_Requirement_
Below are records to be repeated in full. Give them exactly.

_Data supplied_
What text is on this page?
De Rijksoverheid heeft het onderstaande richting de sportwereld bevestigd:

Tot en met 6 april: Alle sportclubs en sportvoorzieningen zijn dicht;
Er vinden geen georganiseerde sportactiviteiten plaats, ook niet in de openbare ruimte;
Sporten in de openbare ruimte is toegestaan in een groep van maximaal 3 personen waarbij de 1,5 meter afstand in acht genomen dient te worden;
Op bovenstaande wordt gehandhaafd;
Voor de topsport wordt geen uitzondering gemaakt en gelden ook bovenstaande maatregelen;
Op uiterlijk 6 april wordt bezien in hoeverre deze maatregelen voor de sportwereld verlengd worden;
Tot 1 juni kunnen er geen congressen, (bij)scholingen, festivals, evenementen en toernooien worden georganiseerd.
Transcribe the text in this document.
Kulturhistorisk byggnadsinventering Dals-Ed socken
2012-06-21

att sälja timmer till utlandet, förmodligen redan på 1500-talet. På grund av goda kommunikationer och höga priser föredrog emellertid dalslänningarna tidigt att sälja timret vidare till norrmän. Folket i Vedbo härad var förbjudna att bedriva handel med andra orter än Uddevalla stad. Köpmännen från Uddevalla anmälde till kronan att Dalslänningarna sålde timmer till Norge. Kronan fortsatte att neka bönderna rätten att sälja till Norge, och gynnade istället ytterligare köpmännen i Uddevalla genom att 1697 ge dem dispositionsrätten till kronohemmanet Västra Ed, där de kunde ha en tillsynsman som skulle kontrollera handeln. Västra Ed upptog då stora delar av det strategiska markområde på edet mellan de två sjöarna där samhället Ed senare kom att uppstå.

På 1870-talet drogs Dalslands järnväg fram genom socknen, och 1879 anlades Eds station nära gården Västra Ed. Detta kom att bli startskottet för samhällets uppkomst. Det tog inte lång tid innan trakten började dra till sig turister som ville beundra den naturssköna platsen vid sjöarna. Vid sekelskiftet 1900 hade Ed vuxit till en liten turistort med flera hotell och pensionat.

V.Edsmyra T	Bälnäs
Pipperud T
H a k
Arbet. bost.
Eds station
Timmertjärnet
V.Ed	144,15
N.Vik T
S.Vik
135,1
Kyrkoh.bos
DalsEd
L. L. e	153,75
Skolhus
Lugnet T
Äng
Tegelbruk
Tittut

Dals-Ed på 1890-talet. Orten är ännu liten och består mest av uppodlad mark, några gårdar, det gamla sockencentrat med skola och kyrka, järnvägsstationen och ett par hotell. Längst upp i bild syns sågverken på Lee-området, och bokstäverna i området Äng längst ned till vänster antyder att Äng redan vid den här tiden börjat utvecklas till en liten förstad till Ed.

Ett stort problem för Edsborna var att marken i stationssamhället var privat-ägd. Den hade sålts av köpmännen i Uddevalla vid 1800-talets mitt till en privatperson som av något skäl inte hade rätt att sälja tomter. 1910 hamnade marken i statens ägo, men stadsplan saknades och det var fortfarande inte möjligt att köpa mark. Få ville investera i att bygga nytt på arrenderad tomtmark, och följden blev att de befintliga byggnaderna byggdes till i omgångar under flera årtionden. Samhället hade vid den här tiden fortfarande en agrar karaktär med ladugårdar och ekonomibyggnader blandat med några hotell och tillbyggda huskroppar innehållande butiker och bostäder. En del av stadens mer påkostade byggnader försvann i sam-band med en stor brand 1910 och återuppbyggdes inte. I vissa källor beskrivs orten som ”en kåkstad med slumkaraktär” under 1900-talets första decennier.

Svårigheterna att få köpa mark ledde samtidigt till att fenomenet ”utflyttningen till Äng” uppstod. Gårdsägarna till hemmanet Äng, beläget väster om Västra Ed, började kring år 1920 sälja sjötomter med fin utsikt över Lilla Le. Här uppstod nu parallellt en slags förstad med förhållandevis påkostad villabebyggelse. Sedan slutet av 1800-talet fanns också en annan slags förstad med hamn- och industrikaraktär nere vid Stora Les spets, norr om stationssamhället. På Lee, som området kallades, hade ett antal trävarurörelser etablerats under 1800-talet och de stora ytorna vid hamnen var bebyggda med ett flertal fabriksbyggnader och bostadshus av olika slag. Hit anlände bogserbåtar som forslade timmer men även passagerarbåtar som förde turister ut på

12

_Response_
What text is on this page?
De Rijksoverheid heeft het onderstaande richting de sportwereld bevestigd:

Tot en met 6 april: Alle sportclubs en sportvoorzieningen zijn dicht;
Er vinden geen georganiseerde sportactiviteiten plaats, ook niet in de openbare ruimte;
Sporten in de openbare ruimte is toegestaan in een groep van maximaal 3 personen waarbij de 1,5 meter afstand in acht genomen dient te worden;
Op bovenstaande wordt gehandhaafd;
Voor de topsport wordt geen uitzondering gemaakt en gelden ook bovenstaande maatregelen;
Op uiterlijk 6 april wordt bezien in hoeverre deze maatregelen voor de sportwereld verlengd worden;
Tot 1 juni kunnen er geen congressen, (bij)scholingen, festivals, evenementen en toernooien worden georganiseerd.
Transcribe the text in this document.
Kulturhistorisk byggnadsinventering Dals-Ed socken
2012-06-21

att sälja timmer till utlandet, förmodligen redan på 1500-talet. På grund av goda kommunikationer och höga priser föredrog emellertid dalslänningarna tidigt att sälja timret vidare till norrmän. Folket i Vedbo härad var förbjudna att bedriva handel med andra orter än Uddevalla stad. Köpmännen från Uddevalla anmälde till kronan att Dalslänningarna sålde timmer till Norge. Kronan fortsatte att neka bönderna rätten att sälja till Norge, och gynnade istället ytterligare köpmännen i Uddevalla genom att 1697 ge dem dispositionsrätten till kronohemmanet Västra Ed, där de kunde ha en tillsynsman som skulle kontrollera handeln. Västra Ed upptog då stora delar av det strategiska markområde på edet mellan de två sjöarna där samhället Ed senare kom att uppstå.

På 1870-talet drogs Dalslands järnväg fram genom socknen, och 1879 anlades Eds station nära gården Västra Ed. Detta kom att bli startskottet för samhällets uppkomst. Det tog inte lång tid innan trakten började dra till sig turister som ville beundra den naturssköna platsen vid sjöarna. Vid sekelskiftet 1900 hade Ed vuxit till en liten turistort med flera hotell och pensionat.

V.Edsmyra T	Bälnäs
Pipperud T
H a k
Arbet. bost.
Eds station
Timmertjärnet
V.Ed	144,15
N.Vik T
S.Vik
135,1
Kyrkoh.bos
DalsEd
L. L. e	153,75
Skolhus
Lugnet T
Äng
Tegelbruk
Tittut

Dals-Ed på 1890-talet. Orten är ännu liten och består mest av uppodlad mark, några gårdar, det gamla sockencentrat med skola och kyrka, järnvägsstationen och ett par hotell. Längst upp i bild syns sågverken på Lee-området, och bokstäverna i området Äng längst ned till vänster antyder att Äng redan vid den här tiden börjat utvecklas till en liten förstad till Ed.

Ett stort problem för Edsborna var att marken i stationssamhället var privat-ägd. Den hade sålts av köpmännen i Uddevalla vid 1800-talets mitt till en privatperson som av något skäl inte hade rätt att sälja tomter. 1910 hamnade marken i statens ägo, men stadsplan saknades och det var fortfarande inte möjligt att köpa mark. Få ville investera i att bygga nytt på arrenderad tomtmark, och följden blev att de befintliga byggnaderna byggdes till i omgångar under flera årtionden. Samhället hade vid den här tiden fortfarande en agrar karaktär med ladugårdar och ekonomibyggnader blandat med några hotell och tillbyggda huskroppar innehållande butiker och bostäder. En del av stadens mer påkostade byggnader försvann i sam-band med en stor brand 1910 och återuppbyggdes inte. I vissa källor beskrivs orten som ”en kåkstad med slumkaraktär” under 1900-talets första decennier.

Svårigheterna att få köpa mark ledde samtidigt till att fenomenet ”utflyttningen till Äng” uppstod. Gårdsägarna till hemmanet Äng, beläget väster om Västra Ed, började kring år 1920 sälja sjötomter med fin utsikt över Lilla Le. Här uppstod nu parallellt en slags förstad med förhållandevis påkostad villabebyggelse. Sedan slutet av 1800-talet fanns också en annan slags förstad med hamn- och industrikaraktär nere vid Stora Les spets, norr om stationssamhället. På Lee, som området kallades, hade ett antal trävarurörelser etablerats under 1800-talet och de stora ytorna vid hamnen var bebyggda med ett flertal fabriksbyggnader och bostadshus av olika slag. Hit anlände bogserbåtar som forslade timmer men även passagerarbåtar som förde turister ut på

12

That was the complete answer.